## Supplied entries
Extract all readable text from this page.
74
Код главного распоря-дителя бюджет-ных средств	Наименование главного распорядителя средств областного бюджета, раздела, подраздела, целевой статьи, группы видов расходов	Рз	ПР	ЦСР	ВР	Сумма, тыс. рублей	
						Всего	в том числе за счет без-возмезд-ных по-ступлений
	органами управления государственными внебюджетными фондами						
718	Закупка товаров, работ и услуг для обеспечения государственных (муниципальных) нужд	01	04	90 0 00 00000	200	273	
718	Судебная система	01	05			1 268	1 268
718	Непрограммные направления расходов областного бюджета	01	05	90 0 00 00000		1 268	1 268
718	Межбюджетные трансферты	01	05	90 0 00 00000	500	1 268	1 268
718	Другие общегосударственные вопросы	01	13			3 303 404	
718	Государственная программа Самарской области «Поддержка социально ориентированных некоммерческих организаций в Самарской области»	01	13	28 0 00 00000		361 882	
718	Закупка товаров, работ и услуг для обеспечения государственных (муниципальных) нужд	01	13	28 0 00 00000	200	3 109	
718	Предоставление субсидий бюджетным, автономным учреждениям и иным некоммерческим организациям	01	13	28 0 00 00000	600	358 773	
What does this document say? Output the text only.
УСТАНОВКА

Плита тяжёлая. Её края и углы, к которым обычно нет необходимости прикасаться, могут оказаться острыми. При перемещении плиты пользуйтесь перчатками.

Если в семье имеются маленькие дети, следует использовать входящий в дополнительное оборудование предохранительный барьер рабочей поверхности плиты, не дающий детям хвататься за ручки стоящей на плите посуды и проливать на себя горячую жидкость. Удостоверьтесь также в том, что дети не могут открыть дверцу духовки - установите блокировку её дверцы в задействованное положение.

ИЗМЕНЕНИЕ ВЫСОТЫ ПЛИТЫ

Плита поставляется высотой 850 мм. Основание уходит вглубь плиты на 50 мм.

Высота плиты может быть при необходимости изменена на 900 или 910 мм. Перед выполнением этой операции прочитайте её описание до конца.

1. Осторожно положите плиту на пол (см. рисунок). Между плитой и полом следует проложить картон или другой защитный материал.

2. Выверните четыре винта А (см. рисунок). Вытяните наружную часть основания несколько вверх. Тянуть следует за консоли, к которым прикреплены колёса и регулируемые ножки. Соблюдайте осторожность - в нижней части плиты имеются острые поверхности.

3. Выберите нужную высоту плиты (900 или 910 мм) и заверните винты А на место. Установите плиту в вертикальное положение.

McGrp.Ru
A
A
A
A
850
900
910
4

## Goal
Extract, from the material above, each line holding the word "которым".

## Finished answer
Плита тяжёлая. Её края и углы, к которым обычно нет необходимости прикасаться, могут оказаться острыми. При перемещении плиты пользуйтесь перчатками.
2. Выверните четыре винта А (см. рисунок). Вытяните наружную часть основания несколько вверх. Тянуть следует за консоли, к которым прикреплены колёса и регулируемые ножки. Соблюдайте осторожность - в нижней части плиты имеются острые поверхности.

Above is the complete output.